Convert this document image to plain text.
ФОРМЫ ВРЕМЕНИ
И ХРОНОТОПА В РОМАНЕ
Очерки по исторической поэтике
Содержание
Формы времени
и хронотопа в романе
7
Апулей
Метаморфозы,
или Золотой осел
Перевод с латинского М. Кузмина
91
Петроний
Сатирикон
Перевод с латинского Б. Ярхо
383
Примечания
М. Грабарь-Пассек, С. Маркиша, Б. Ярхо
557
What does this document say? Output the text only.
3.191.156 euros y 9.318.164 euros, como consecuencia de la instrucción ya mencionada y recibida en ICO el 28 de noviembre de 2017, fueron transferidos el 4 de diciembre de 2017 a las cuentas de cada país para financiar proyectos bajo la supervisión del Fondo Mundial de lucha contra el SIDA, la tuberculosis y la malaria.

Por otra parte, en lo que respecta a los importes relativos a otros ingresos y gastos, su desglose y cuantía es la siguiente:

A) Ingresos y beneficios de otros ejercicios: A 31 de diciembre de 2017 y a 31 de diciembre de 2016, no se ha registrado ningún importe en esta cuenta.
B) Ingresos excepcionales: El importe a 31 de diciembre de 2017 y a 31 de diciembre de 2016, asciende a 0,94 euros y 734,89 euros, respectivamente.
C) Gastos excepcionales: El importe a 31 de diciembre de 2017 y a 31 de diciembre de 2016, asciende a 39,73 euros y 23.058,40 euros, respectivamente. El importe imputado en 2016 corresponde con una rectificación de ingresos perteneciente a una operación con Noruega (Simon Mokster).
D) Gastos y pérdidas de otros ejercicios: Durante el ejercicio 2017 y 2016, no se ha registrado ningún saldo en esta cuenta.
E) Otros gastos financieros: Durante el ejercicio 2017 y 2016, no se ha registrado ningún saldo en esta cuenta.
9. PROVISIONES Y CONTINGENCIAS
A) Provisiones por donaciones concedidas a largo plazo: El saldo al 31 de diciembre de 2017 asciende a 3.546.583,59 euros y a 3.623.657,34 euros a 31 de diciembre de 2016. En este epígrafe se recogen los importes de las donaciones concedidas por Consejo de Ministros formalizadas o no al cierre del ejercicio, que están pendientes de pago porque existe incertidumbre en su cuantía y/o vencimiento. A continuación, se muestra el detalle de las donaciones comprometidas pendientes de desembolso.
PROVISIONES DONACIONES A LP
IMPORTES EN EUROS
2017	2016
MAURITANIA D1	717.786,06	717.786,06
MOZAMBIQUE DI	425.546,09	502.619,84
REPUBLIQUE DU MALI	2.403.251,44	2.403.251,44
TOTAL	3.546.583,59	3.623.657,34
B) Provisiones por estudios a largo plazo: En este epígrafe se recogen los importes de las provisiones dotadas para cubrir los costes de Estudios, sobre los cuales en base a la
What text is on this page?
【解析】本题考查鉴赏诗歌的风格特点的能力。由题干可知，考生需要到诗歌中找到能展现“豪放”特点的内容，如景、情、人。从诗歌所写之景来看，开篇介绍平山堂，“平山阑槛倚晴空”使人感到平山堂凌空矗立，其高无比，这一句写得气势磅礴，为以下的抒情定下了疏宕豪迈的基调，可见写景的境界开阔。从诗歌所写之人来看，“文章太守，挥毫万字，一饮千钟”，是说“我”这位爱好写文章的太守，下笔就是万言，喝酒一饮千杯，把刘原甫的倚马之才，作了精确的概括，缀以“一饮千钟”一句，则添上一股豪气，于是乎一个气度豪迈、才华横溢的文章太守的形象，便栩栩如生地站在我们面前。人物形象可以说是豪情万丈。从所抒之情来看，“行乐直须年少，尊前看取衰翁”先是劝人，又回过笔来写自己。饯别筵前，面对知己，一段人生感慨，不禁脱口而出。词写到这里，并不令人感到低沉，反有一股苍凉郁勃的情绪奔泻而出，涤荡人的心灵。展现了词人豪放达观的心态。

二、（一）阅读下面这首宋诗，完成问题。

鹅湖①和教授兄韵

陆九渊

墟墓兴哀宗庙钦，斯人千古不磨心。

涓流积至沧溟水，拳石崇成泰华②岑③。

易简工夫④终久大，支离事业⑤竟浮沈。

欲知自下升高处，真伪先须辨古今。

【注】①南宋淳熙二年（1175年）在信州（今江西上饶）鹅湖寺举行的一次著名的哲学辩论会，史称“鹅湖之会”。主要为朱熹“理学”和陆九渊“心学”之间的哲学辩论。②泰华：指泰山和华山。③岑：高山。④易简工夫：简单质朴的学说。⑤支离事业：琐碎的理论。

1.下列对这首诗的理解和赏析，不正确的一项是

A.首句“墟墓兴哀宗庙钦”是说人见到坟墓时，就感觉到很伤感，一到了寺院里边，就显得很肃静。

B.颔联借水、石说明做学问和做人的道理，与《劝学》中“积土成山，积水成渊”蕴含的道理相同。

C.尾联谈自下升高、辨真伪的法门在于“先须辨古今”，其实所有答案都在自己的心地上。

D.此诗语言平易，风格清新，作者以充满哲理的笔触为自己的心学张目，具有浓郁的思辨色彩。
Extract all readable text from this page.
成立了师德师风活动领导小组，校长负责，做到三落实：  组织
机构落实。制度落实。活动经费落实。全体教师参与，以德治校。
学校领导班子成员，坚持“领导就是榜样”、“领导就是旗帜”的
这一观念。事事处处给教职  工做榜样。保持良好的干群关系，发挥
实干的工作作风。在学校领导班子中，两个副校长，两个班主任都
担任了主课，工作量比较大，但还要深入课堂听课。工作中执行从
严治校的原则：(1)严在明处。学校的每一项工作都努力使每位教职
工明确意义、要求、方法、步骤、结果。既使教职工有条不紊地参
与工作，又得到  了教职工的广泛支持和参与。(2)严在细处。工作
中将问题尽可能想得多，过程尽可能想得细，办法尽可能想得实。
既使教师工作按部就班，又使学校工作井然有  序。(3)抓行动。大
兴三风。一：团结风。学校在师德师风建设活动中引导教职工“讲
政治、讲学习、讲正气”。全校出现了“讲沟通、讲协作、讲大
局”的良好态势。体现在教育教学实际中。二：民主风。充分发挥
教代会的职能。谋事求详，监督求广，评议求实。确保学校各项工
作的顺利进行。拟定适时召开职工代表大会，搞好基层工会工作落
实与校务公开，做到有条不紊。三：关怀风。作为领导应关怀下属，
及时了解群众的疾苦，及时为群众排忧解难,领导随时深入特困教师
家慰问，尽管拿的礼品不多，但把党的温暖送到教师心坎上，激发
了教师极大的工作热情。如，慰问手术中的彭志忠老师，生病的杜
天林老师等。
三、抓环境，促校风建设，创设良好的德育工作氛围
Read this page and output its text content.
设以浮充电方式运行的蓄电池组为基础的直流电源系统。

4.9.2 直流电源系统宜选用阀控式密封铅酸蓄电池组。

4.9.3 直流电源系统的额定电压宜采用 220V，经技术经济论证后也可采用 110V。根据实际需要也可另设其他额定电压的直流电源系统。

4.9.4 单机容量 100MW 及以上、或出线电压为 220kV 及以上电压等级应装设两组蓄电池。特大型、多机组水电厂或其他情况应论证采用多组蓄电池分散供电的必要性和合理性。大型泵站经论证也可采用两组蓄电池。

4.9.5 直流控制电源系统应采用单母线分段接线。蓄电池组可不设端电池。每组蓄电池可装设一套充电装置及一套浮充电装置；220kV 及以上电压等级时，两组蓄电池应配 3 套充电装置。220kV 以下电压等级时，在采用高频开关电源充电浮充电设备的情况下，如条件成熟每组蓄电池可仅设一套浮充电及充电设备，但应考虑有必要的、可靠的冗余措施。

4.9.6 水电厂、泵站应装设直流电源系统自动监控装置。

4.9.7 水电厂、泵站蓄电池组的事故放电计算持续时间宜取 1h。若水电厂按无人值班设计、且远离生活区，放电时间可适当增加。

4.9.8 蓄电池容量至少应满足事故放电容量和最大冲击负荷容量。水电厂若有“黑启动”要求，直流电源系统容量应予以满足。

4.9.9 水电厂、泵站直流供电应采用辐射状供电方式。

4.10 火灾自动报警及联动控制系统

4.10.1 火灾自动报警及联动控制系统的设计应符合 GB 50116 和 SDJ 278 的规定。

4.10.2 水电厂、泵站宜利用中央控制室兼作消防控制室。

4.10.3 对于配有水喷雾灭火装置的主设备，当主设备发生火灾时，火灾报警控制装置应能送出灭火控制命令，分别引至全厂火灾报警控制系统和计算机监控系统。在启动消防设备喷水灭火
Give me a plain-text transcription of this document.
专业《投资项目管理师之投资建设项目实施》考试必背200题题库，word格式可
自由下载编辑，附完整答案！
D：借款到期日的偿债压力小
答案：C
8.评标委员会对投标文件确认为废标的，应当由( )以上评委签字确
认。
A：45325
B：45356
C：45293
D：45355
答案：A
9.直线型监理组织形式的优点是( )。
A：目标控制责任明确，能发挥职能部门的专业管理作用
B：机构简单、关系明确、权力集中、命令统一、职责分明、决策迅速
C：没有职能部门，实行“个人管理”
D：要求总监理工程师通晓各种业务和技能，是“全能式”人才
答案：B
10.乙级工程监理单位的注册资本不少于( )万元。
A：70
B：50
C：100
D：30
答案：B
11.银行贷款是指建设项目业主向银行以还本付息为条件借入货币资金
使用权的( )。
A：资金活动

::::

Show all lines in the entries above where the word "What" appears.

**Solved exercise:**
What does this document say? Output the text only.
What text is on this page?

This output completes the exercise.